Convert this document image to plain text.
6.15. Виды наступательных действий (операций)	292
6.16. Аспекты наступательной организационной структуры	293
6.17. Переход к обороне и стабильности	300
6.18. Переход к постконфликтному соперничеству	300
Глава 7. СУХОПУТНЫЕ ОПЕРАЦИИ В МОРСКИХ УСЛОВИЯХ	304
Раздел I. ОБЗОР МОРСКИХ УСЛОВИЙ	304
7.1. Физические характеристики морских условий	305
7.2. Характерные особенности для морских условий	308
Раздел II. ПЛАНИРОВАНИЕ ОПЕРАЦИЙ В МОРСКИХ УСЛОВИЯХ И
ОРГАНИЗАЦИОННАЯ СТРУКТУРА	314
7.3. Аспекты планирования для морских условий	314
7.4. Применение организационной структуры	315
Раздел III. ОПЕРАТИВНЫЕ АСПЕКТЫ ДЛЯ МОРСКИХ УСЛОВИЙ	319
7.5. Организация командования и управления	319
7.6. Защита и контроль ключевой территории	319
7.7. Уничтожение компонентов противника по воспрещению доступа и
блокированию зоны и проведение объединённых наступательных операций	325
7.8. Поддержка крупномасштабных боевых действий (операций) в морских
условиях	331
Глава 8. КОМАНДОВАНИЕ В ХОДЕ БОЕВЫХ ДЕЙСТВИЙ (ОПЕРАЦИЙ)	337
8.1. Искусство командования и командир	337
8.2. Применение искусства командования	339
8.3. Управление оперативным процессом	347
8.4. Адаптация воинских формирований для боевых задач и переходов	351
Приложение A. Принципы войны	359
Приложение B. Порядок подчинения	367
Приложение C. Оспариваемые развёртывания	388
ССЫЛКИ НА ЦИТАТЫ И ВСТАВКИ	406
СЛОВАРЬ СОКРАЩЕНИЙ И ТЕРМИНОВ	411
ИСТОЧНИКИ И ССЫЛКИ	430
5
|---|
Exercise goal
Search the data above for lines holding "наступательных" and copy each of them.

Solution to the problem
6.15. Виды наступательных действий (операций)	292
блокированию зоны и проведение объединённых наступательных операций	325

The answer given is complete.